Directions:
Scan the material that follows. Copy every line containing the word "under".

○ ○ ○ ○ ○

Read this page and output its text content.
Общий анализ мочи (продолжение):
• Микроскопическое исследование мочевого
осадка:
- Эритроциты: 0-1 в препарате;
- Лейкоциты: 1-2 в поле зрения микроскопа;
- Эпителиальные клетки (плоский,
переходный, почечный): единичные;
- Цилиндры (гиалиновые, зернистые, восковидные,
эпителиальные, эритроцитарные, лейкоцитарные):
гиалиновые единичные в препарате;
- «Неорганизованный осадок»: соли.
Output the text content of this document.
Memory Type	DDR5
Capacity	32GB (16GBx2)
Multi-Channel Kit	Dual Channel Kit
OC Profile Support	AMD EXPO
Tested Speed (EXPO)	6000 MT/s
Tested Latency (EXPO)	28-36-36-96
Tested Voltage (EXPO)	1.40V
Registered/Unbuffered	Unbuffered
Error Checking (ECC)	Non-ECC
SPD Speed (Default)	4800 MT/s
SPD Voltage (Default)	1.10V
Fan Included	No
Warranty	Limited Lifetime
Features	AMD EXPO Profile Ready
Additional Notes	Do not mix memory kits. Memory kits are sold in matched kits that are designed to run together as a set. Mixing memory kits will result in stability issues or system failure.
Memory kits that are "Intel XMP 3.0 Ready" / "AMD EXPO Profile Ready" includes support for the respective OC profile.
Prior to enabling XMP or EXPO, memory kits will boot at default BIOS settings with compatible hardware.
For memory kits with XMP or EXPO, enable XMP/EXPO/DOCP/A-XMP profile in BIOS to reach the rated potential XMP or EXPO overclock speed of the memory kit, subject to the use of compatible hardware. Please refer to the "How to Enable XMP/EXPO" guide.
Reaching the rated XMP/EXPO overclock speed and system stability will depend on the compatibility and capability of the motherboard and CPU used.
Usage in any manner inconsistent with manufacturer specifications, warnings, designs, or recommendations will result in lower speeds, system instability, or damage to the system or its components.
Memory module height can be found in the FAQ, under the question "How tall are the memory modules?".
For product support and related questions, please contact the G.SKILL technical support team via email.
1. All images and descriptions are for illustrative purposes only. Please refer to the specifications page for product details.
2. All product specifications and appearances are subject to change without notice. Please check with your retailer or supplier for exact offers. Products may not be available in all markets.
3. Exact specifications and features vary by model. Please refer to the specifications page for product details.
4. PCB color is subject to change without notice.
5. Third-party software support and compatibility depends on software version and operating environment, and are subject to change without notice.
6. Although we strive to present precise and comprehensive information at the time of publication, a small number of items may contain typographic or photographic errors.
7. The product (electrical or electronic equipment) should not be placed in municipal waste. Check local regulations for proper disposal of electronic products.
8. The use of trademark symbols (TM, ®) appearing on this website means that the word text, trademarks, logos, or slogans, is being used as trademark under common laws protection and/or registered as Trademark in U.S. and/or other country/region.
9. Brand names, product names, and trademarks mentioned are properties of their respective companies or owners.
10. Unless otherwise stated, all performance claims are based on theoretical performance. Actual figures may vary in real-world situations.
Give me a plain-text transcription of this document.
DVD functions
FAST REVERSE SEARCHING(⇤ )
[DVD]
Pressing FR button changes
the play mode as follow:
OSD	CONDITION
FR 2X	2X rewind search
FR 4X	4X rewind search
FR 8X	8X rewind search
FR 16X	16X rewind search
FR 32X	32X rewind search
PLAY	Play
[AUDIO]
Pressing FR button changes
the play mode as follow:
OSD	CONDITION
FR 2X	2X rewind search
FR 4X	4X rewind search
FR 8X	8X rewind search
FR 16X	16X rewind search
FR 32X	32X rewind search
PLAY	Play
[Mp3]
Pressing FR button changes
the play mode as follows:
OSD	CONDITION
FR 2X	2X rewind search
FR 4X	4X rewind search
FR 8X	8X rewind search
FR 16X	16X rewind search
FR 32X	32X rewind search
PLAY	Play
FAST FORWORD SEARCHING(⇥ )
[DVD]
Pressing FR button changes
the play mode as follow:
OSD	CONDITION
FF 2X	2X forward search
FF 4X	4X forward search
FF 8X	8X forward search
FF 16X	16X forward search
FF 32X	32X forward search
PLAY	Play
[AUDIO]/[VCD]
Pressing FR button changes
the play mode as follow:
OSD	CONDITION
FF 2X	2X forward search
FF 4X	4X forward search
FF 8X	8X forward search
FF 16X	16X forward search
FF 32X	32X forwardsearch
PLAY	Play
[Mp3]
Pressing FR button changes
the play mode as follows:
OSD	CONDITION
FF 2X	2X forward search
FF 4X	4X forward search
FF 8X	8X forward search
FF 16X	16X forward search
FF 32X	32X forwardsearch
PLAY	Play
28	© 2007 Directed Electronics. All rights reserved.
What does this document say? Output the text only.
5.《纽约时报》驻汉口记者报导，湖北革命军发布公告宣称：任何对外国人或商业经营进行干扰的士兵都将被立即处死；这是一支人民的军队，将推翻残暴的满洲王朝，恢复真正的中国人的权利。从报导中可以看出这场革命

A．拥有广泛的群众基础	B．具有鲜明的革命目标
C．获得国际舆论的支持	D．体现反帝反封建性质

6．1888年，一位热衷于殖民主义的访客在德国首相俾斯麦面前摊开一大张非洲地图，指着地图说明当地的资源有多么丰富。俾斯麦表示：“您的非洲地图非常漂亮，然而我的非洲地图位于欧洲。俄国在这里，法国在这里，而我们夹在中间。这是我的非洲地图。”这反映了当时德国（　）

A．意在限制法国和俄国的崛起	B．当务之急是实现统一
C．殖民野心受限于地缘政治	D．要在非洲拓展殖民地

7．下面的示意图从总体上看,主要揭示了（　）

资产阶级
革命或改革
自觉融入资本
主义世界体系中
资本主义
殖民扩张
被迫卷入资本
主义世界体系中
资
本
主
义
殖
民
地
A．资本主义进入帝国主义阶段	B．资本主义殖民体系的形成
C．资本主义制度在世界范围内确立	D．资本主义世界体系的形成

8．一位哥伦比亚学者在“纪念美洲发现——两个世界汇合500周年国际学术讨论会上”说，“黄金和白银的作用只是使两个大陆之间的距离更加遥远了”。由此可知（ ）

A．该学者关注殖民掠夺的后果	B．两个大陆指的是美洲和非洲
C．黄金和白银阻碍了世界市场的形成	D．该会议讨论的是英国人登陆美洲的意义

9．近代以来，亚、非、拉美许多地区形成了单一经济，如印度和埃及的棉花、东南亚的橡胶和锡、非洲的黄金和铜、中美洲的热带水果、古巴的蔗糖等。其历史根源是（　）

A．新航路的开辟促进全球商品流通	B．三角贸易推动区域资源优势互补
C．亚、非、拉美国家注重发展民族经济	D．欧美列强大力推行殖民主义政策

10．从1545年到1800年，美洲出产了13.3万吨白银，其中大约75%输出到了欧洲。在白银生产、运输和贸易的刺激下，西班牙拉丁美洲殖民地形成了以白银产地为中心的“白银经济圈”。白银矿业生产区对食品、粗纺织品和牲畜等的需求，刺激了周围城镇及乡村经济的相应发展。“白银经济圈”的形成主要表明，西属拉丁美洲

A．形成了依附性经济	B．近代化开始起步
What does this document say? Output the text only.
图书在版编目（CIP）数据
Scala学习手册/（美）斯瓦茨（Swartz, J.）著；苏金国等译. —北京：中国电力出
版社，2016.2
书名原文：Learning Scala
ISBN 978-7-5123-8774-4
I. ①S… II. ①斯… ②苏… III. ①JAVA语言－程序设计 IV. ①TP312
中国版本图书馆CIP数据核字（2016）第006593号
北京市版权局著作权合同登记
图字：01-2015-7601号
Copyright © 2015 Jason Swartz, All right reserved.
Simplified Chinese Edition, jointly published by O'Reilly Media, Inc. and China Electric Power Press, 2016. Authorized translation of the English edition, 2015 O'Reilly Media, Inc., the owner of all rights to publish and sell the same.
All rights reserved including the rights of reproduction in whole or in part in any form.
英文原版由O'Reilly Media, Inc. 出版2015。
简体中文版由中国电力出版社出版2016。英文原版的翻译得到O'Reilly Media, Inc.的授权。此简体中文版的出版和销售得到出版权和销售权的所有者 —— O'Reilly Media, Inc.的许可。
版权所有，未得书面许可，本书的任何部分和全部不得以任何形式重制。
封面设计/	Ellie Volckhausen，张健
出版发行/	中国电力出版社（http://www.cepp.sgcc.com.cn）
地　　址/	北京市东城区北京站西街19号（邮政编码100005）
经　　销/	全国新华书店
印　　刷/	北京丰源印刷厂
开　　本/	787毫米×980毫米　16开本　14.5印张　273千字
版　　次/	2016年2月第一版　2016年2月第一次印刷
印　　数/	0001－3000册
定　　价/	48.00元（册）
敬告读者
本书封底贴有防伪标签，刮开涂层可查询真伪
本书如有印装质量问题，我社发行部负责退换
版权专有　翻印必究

○ ○ ○ ○ ○

Solved exercise:
Memory module height can be found in the FAQ, under the question "How tall are the memory modules?".
8. The use of trademark symbols (TM, ®) appearing on this website means that the word text, trademarks, logos, or slogans, is being used as trademark under common laws protection and/or registered as Trademark in U.S. and/or other country/region.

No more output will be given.